GIVEN TASK:
Gather up all lines that carry the word "this".
Start of SUPPLIED INFORMATION
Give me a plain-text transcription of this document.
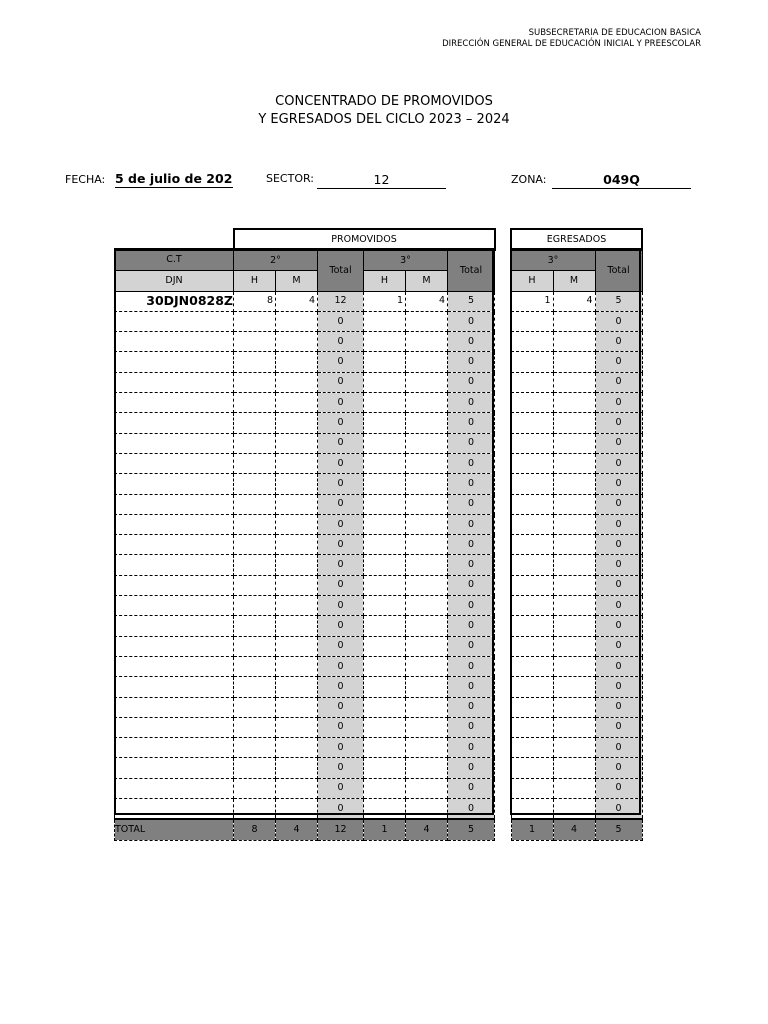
SUBSECRETARIA DE EDUCACION BASICA
DIRECCIÓN GENERAL DE EDUCACIÓN INICIAL Y PREESCOLAR
CONCENTRADO DE PROMOVIDOS
Y EGRESADOS DEL CICLO 2023 – 2024
FECHA: 5 de julio de 202	SECTOR:	12	ZONA:	049Q
	PROMOVIDOS					
C.T	2°		Total	3°		Total
DJN	H	M		H	M	
30DJN0828Z	8	4	12	1	4	5
			0			0
			0			0
			0			0
			0			0
			0			0
			0			0
			0			0
			0			0
			0			0
			0			0
			0			0
			0			0
			0			0
			0			0
			0			0
			0			0
			0			0
			0			0
			0			0
			0			0
			0			0
			0			0
			0			0
			0			0
			0			0
TOTAL	8	4	12	1	4	5
EGRESADOS		
3°		Total
H	M	
1	4	5
		0
		0
		0
		0
		0
		0
		0
		0
		0
		0
		0
		0
		0
		0
		0
		0
		0
		0
		0
		0
		0
		0
		0
		0
		0
1	4	5
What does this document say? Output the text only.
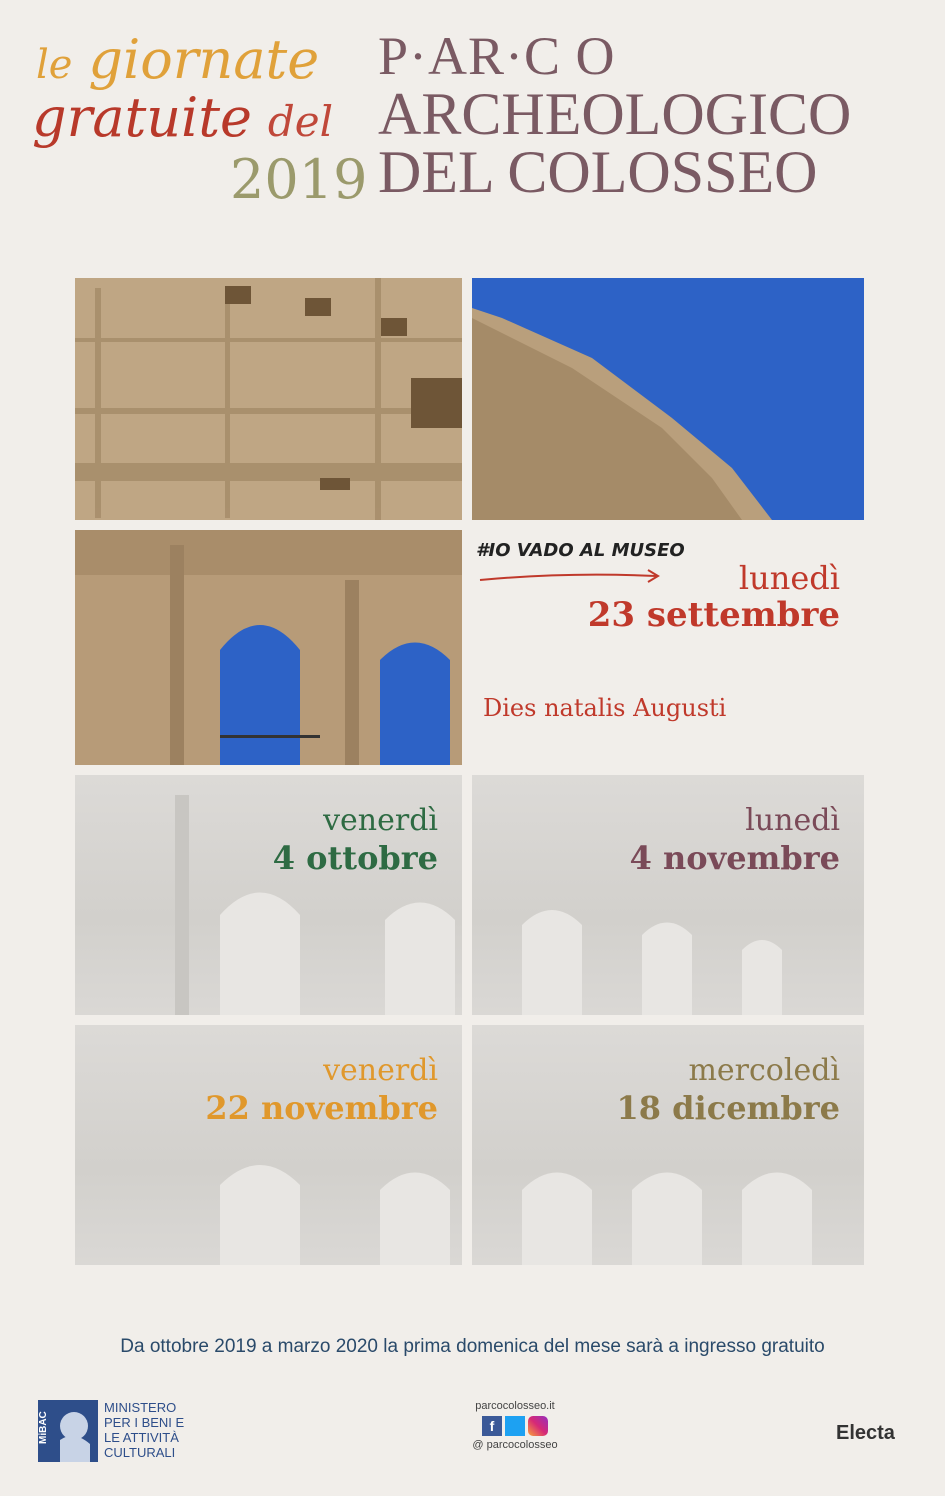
le giornate
gratuite del
2019
P·AR·C O
ARCHEOLOGICO
DEL COLOSSEO
#IO VADO AL MUSEO
lunedì
23 settembre
Dies natalis Augusti
venerdì
4 ottobre
lunedì
4 novembre
venerdì
22 novembre
mercoledì
18 dicembre
Da ottobre 2019 a marzo 2020 la prima domenica del mese sarà a ingresso gratuito
MiBAC
MINISTERO
PER I BENI E
LE ATTIVITÀ
CULTURALI
parcocolosseo.it
f
@ parcocolosseo
Electa
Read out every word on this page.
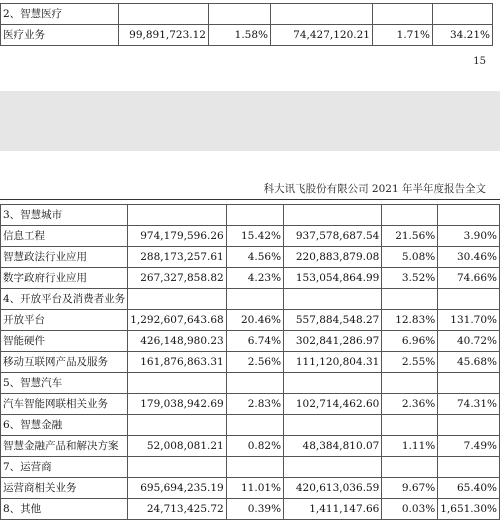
2、智慧医疗					
医疗业务	99,891,723.12	1.58%	74,427,120.21	1.71%	34.21%
15
科大讯飞股份有限公司 2021 年半年度报告全文
3、智慧城市					
信息工程	974,179,596.26	15.42%	937,578,687.54	21.56%	3.90%
智慧政法行业应用	288,173,257.61	4.56%	220,883,879.08	5.08%	30.46%
数字政府行业应用	267,327,858.82	4.23%	153,054,864.99	3.52%	74.66%
4、开放平台及消费者业务					
开放平台	1,292,607,643.68	20.46%	557,884,548.27	12.83%	131.70%
智能硬件	426,148,980.23	6.74%	302,841,286.97	6.96%	40.72%
移动互联网产品及服务	161,876,863.31	2.56%	111,120,804.31	2.55%	45.68%
5、智慧汽车					
汽车智能网联相关业务	179,038,942.69	2.83%	102,714,462.60	2.36%	74.31%
6、智慧金融					
智慧金融产品和解决方案	52,008,081.21	0.82%	48,384,810.07	1.11%	7.49%
7、运营商					
运营商相关业务	695,694,235.19	11.01%	420,613,036.59	9.67%	65.40%
8、其他	24,713,425.72	0.39%	1,411,147.66	0.03%	1,651.30%
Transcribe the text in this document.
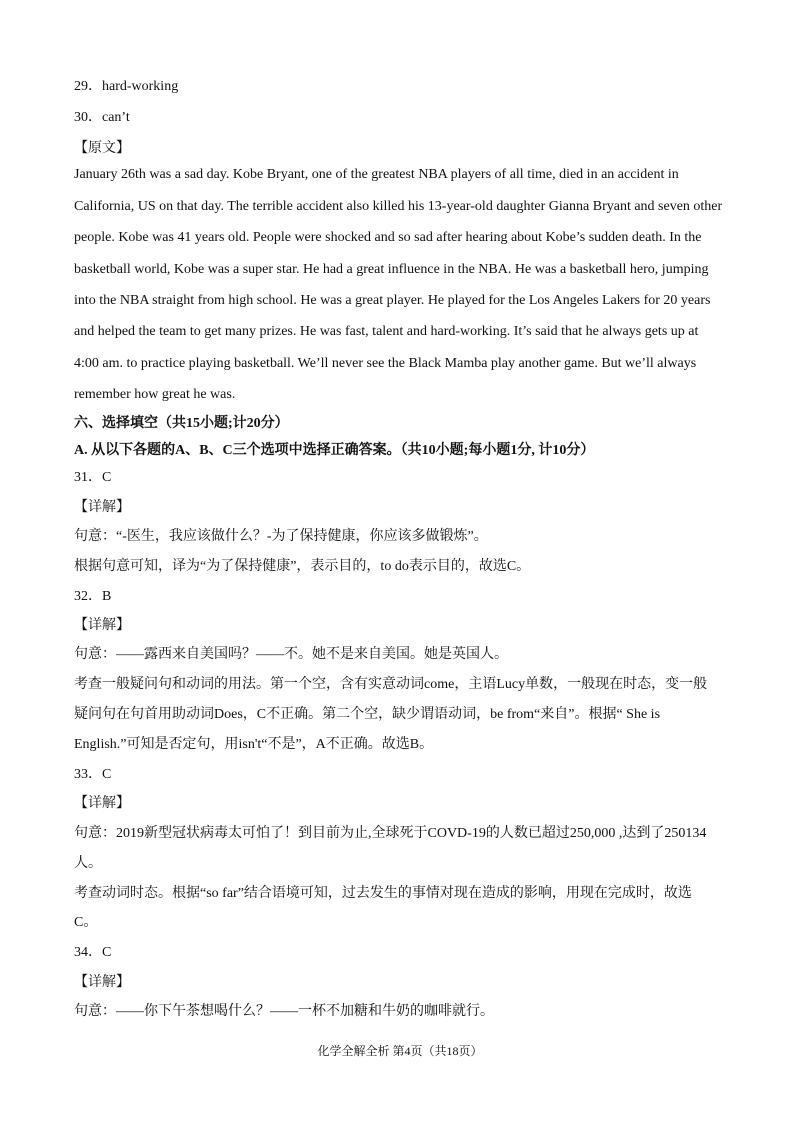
29．hard-working
30．can’t
【原文】
January 26th was a sad day. Kobe Bryant, one of the greatest NBA players of all time, died in an accident in
California, US on that day. The terrible accident also killed his 13-year-old daughter Gianna Bryant and seven other
people. Kobe was 41 years old. People were shocked and so sad after hearing about Kobe’s sudden death. In the
basketball world, Kobe was a super star. He had a great influence in the NBA. He was a basketball hero, jumping
into the NBA straight from high school. He was a great player. He played for the Los Angeles Lakers for 20 years
and helped the team to get many prizes. He was fast, talent and hard-working. It’s said that he always gets up at
4:00 am. to practice playing basketball. We’ll never see the Black Mamba play another game. But we’ll always
remember how great he was.
六、选择填空（共15小题;计20分）
A. 从以下各题的A、B、C三个选项中选择正确答案。（共10小题;每小题1分, 计10分）
31．C
【详解】
句意：“-医生，我应该做什么？-为了保持健康，你应该多做锻炼”。
根据句意可知，译为“为了保持健康”，表示目的，to do表示目的，故选C。
32．B
【详解】
句意：——露西来自美国吗？——不。她不是来自美国。她是英国人。
考查一般疑问句和动词的用法。第一个空，含有实意动词come，主语Lucy单数，一般现在时态，变一般
疑问句在句首用助动词Does，C不正确。第二个空，缺少谓语动词，be from“来自”。根据“ She is
English.”可知是否定句，用isn't“不是”，A不正确。故选B。
33．C
【详解】
句意：2019新型冠状病毒太可怕了！到目前为止,全球死于COVD-19的人数已超过250,000 ,达到了250134
人。
考查动词时态。根据“so far”结合语境可知，过去发生的事情对现在造成的影响，用现在完成时，故选
C。
34．C
【详解】
句意：——你下午茶想喝什么？——一杯不加糖和牛奶的咖啡就行。
化学全解全析 第4页（共18页）
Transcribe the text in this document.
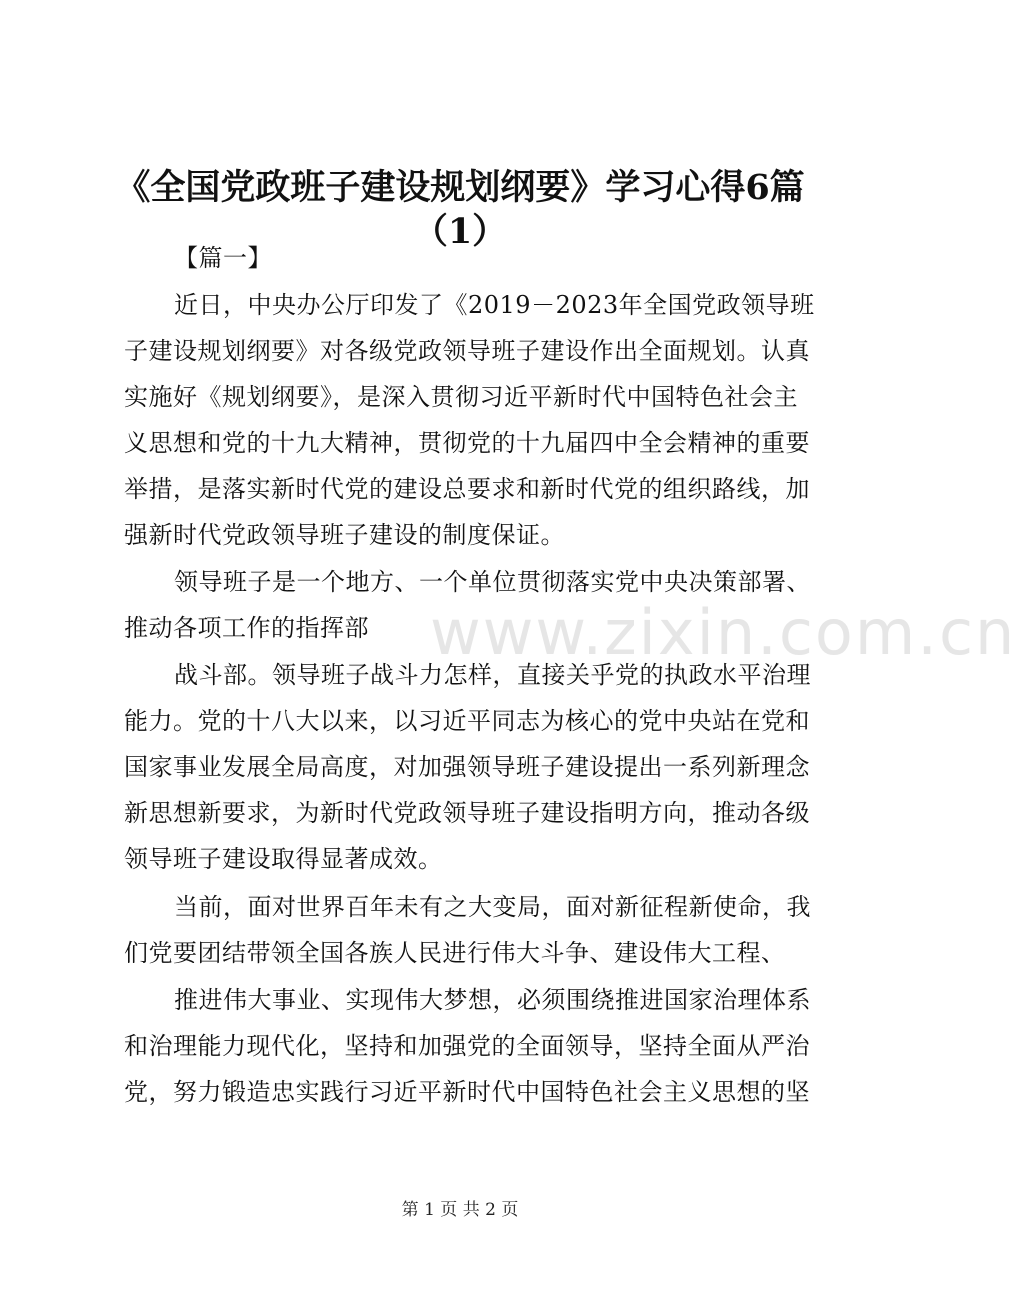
www.zixin.com.cn
《全国党政班子建设规划纲要》学习心得6篇
（1）
【篇一】
近日，中央办公厅印发了《2019－2023年全国党政领导班
子建设规划纲要》对各级党政领导班子建设作出全面规划。认真
实施好《规划纲要》，是深入贯彻习近平新时代中国特色社会主
义思想和党的十九大精神，贯彻党的十九届四中全会精神的重要
举措，是落实新时代党的建设总要求和新时代党的组织路线，加
强新时代党政领导班子建设的制度保证。
领导班子是一个地方、一个单位贯彻落实党中央决策部署、
推动各项工作的指挥部
战斗部。领导班子战斗力怎样，直接关乎党的执政水平治理
能力。党的十八大以来，以习近平同志为核心的党中央站在党和
国家事业发展全局高度，对加强领导班子建设提出一系列新理念
新思想新要求，为新时代党政领导班子建设指明方向，推动各级
领导班子建设取得显著成效。
当前，面对世界百年未有之大变局，面对新征程新使命，我
们党要团结带领全国各族人民进行伟大斗争、建设伟大工程、
推进伟大事业、实现伟大梦想，必须围绕推进国家治理体系
和治理能力现代化，坚持和加强党的全面领导，坚持全面从严治
党，努力锻造忠实践行习近平新时代中国特色社会主义思想的坚
第 1 页 共 2 页
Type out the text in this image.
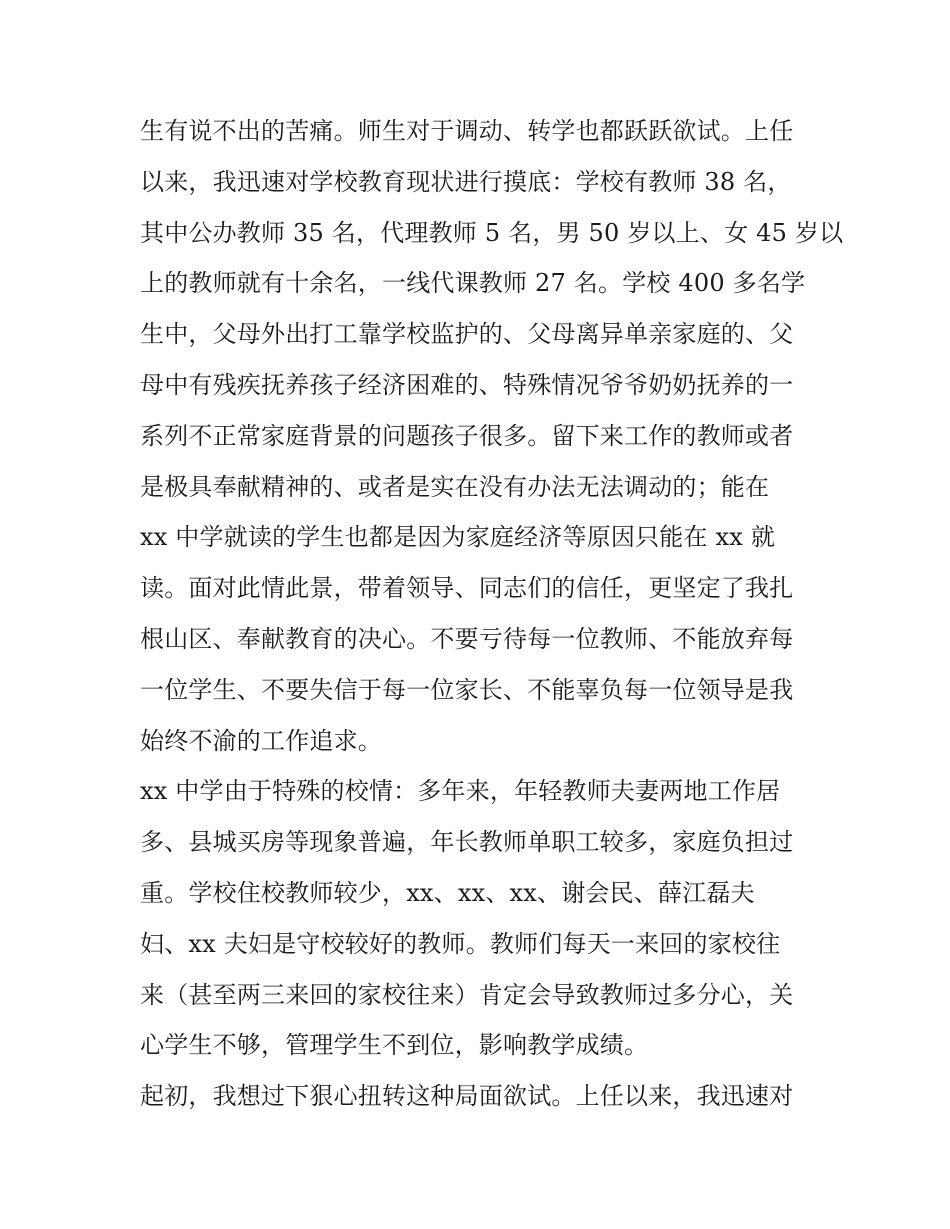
生有说不出的苦痛。师生对于调动、转学也都跃跃欲试。上任
以来，我迅速对学校教育现状进行摸底：学校有教师 38 名，
其中公办教师 35 名，代理教师 5 名，男 50 岁以上、女 45 岁以
上的教师就有十余名，一线代课教师 27 名。学校 400 多名学
生中，父母外出打工靠学校监护的、父母离异单亲家庭的、父
母中有残疾抚养孩子经济困难的、特殊情况爷爷奶奶抚养的一
系列不正常家庭背景的问题孩子很多。留下来工作的教师或者
是极具奉献精神的、或者是实在没有办法无法调动的；能在
xx 中学就读的学生也都是因为家庭经济等原因只能在 xx 就
读。面对此情此景，带着领导、同志们的信任，更坚定了我扎
根山区、奉献教育的决心。不要亏待每一位教师、不能放弃每
一位学生、不要失信于每一位家长、不能辜负每一位领导是我
始终不渝的工作追求。
xx 中学由于特殊的校情：多年来，年轻教师夫妻两地工作居
多、县城买房等现象普遍，年长教师单职工较多，家庭负担过
重。学校住校教师较少，xx、xx、xx、谢会民、薛江磊夫
妇、xx 夫妇是守校较好的教师。教师们每天一来回的家校往
来（甚至两三来回的家校往来）肯定会导致教师过多分心，关
心学生不够，管理学生不到位，影响教学成绩。
起初，我想过下狠心扭转这种局面欲试。上任以来，我迅速对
End of SUPPLIED INFORMATION
RESPONSE TO THE EXERCISE:
Give me a plain-text transcription of this document.
What does this document say? Output the text only.
Read out every word on this page.
Transcribe the text in this document.
Transcribe the text in this document.
Type out the text in this image.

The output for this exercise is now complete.